** Given entries follows **

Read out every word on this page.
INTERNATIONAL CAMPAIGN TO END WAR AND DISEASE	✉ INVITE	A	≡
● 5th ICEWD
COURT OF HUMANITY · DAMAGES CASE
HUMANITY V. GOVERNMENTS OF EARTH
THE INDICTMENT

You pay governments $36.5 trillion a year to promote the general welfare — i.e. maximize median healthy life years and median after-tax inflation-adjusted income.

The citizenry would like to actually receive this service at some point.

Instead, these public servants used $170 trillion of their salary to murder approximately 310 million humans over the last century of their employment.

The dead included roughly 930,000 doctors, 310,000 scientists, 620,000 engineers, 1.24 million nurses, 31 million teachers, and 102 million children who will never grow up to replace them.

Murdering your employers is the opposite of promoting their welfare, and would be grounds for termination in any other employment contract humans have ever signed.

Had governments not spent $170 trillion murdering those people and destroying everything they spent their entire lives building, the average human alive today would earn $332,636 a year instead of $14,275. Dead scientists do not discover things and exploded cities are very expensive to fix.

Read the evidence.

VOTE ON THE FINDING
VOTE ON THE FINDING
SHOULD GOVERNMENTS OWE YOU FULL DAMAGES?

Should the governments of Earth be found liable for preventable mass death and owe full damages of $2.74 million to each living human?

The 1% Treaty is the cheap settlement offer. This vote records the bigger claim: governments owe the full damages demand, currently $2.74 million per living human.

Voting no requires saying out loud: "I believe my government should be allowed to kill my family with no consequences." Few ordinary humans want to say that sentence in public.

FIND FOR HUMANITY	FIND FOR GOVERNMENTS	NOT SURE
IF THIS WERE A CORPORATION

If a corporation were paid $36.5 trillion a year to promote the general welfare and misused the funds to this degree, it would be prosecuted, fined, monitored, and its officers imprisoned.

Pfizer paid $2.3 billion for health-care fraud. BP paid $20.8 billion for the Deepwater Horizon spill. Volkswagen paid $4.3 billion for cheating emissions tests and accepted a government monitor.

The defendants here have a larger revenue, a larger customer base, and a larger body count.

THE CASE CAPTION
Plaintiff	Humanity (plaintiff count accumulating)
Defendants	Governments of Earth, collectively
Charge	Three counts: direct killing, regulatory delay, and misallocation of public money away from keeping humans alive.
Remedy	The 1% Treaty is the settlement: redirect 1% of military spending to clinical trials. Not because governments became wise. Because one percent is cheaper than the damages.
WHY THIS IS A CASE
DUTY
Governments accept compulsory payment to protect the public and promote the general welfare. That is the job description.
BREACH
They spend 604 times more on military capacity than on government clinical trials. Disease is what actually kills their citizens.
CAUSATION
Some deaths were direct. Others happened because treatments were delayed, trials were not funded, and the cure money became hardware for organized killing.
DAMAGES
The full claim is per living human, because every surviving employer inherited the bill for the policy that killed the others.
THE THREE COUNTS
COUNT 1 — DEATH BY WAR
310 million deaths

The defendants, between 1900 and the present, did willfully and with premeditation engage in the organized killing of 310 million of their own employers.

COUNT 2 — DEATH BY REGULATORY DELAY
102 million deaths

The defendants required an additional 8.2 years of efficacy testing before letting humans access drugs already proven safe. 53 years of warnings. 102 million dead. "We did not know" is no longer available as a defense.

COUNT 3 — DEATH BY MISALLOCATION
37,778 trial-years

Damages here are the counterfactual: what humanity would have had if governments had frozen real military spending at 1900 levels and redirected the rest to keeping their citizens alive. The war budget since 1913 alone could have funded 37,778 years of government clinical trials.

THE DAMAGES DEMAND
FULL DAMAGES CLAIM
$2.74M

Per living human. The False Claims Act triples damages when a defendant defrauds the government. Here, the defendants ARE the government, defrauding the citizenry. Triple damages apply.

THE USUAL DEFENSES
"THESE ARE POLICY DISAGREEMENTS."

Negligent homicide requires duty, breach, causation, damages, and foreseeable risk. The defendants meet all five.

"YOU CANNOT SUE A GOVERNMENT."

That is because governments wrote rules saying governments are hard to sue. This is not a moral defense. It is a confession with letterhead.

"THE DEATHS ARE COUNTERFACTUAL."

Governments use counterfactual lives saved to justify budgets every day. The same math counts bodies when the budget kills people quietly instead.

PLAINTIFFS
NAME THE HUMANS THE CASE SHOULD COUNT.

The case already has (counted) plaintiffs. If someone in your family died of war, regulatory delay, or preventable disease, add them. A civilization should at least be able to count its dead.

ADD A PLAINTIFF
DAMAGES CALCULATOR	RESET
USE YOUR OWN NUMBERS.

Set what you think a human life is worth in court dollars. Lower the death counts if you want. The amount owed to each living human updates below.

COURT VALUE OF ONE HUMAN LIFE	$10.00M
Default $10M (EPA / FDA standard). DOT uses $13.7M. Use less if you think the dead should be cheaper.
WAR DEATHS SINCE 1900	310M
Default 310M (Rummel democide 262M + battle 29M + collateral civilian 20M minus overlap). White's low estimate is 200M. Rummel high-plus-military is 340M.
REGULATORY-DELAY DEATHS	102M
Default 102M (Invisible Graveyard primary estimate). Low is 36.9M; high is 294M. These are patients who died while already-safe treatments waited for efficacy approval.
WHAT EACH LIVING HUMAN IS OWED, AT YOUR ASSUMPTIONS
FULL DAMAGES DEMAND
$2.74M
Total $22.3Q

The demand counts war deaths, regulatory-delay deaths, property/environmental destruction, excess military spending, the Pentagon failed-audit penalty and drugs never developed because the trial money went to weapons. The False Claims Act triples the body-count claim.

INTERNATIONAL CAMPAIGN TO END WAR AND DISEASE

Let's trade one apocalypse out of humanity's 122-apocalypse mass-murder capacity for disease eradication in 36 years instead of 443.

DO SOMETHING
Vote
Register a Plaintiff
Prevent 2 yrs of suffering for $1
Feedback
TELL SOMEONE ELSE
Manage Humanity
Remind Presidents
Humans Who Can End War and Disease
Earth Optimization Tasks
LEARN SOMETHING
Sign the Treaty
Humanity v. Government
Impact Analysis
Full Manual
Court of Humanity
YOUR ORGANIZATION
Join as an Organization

** End of Given entries **

What you need to do.
Give the entries again, every one of them exactly.

Answer to the exercise.
Read out every word on this page.
INTERNATIONAL CAMPAIGN TO END WAR AND DISEASE	✉ INVITE	A	≡
● 5th ICEWD
COURT OF HUMANITY · DAMAGES CASE
HUMANITY V. GOVERNMENTS OF EARTH
THE INDICTMENT

You pay governments $36.5 trillion a year to promote the general welfare — i.e. maximize median healthy life years and median after-tax inflation-adjusted income.

The citizenry would like to actually receive this service at some point.

Instead, these public servants used $170 trillion of their salary to murder approximately 310 million humans over the last century of their employment.

The dead included roughly 930,000 doctors, 310,000 scientists, 620,000 engineers, 1.24 million nurses, 31 million teachers, and 102 million children who will never grow up to replace them.

Murdering your employers is the opposite of promoting their welfare, and would be grounds for termination in any other employment contract humans have ever signed.

Had governments not spent $170 trillion murdering those people and destroying everything they spent their entire lives building, the average human alive today would earn $332,636 a year instead of $14,275. Dead scientists do not discover things and exploded cities are very expensive to fix.

Read the evidence.

VOTE ON THE FINDING
VOTE ON THE FINDING
SHOULD GOVERNMENTS OWE YOU FULL DAMAGES?

Should the governments of Earth be found liable for preventable mass death and owe full damages of $2.74 million to each living human?

The 1% Treaty is the cheap settlement offer. This vote records the bigger claim: governments owe the full damages demand, currently $2.74 million per living human.

Voting no requires saying out loud: "I believe my government should be allowed to kill my family with no consequences." Few ordinary humans want to say that sentence in public.

FIND FOR HUMANITY	FIND FOR GOVERNMENTS	NOT SURE
IF THIS WERE A CORPORATION

If a corporation were paid $36.5 trillion a year to promote the general welfare and misused the funds to this degree, it would be prosecuted, fined, monitored, and its officers imprisoned.

Pfizer paid $2.3 billion for health-care fraud. BP paid $20.8 billion for the Deepwater Horizon spill. Volkswagen paid $4.3 billion for cheating emissions tests and accepted a government monitor.

The defendants here have a larger revenue, a larger customer base, and a larger body count.

THE CASE CAPTION
Plaintiff	Humanity (plaintiff count accumulating)
Defendants	Governments of Earth, collectively
Charge	Three counts: direct killing, regulatory delay, and misallocation of public money away from keeping humans alive.
Remedy	The 1% Treaty is the settlement: redirect 1% of military spending to clinical trials. Not because governments became wise. Because one percent is cheaper than the damages.
WHY THIS IS A CASE
DUTY
Governments accept compulsory payment to protect the public and promote the general welfare. That is the job description.
BREACH
They spend 604 times more on military capacity than on government clinical trials. Disease is what actually kills their citizens.
CAUSATION
Some deaths were direct. Others happened because treatments were delayed, trials were not funded, and the cure money became hardware for organized killing.
DAMAGES
The full claim is per living human, because every surviving employer inherited the bill for the policy that killed the others.
THE THREE COUNTS
COUNT 1 — DEATH BY WAR
310 million deaths

The defendants, between 1900 and the present, did willfully and with premeditation engage in the organized killing of 310 million of their own employers.

COUNT 2 — DEATH BY REGULATORY DELAY
102 million deaths

The defendants required an additional 8.2 years of efficacy testing before letting humans access drugs already proven safe. 53 years of warnings. 102 million dead. "We did not know" is no longer available as a defense.

COUNT 3 — DEATH BY MISALLOCATION
37,778 trial-years

Damages here are the counterfactual: what humanity would have had if governments had frozen real military spending at 1900 levels and redirected the rest to keeping their citizens alive. The war budget since 1913 alone could have funded 37,778 years of government clinical trials.

THE DAMAGES DEMAND
FULL DAMAGES CLAIM
$2.74M

Per living human. The False Claims Act triples damages when a defendant defrauds the government. Here, the defendants ARE the government, defrauding the citizenry. Triple damages apply.

THE USUAL DEFENSES
"THESE ARE POLICY DISAGREEMENTS."

Negligent homicide requires duty, breach, causation, damages, and foreseeable risk. The defendants meet all five.

"YOU CANNOT SUE A GOVERNMENT."

That is because governments wrote rules saying governments are hard to sue. This is not a moral defense. It is a confession with letterhead.

"THE DEATHS ARE COUNTERFACTUAL."

Governments use counterfactual lives saved to justify budgets every day. The same math counts bodies when the budget kills people quietly instead.

PLAINTIFFS
NAME THE HUMANS THE CASE SHOULD COUNT.

The case already has (counted) plaintiffs. If someone in your family died of war, regulatory delay, or preventable disease, add them. A civilization should at least be able to count its dead.

ADD A PLAINTIFF
DAMAGES CALCULATOR	RESET
USE YOUR OWN NUMBERS.

Set what you think a human life is worth in court dollars. Lower the death counts if you want. The amount owed to each living human updates below.

COURT VALUE OF ONE HUMAN LIFE	$10.00M
Default $10M (EPA / FDA standard). DOT uses $13.7M. Use less if you think the dead should be cheaper.
WAR DEATHS SINCE 1900	310M
Default 310M (Rummel democide 262M + battle 29M + collateral civilian 20M minus overlap). White's low estimate is 200M. Rummel high-plus-military is 340M.
REGULATORY-DELAY DEATHS	102M
Default 102M (Invisible Graveyard primary estimate). Low is 36.9M; high is 294M. These are patients who died while already-safe treatments waited for efficacy approval.
WHAT EACH LIVING HUMAN IS OWED, AT YOUR ASSUMPTIONS
FULL DAMAGES DEMAND
$2.74M
Total $22.3Q

The demand counts war deaths, regulatory-delay deaths, property/environmental destruction, excess military spending, the Pentagon failed-audit penalty and drugs never developed because the trial money went to weapons. The False Claims Act triples the body-count claim.

INTERNATIONAL CAMPAIGN TO END WAR AND DISEASE

Let's trade one apocalypse out of humanity's 122-apocalypse mass-murder capacity for disease eradication in 36 years instead of 443.

DO SOMETHING
Vote
Register a Plaintiff
Prevent 2 yrs of suffering for $1
Feedback
TELL SOMEONE ELSE
Manage Humanity
Remind Presidents
Humans Who Can End War and Disease
Earth Optimization Tasks
LEARN SOMETHING
Sign the Treaty
Humanity v. Government
Impact Analysis
Full Manual
Court of Humanity
YOUR ORGANIZATION
Join as an Organization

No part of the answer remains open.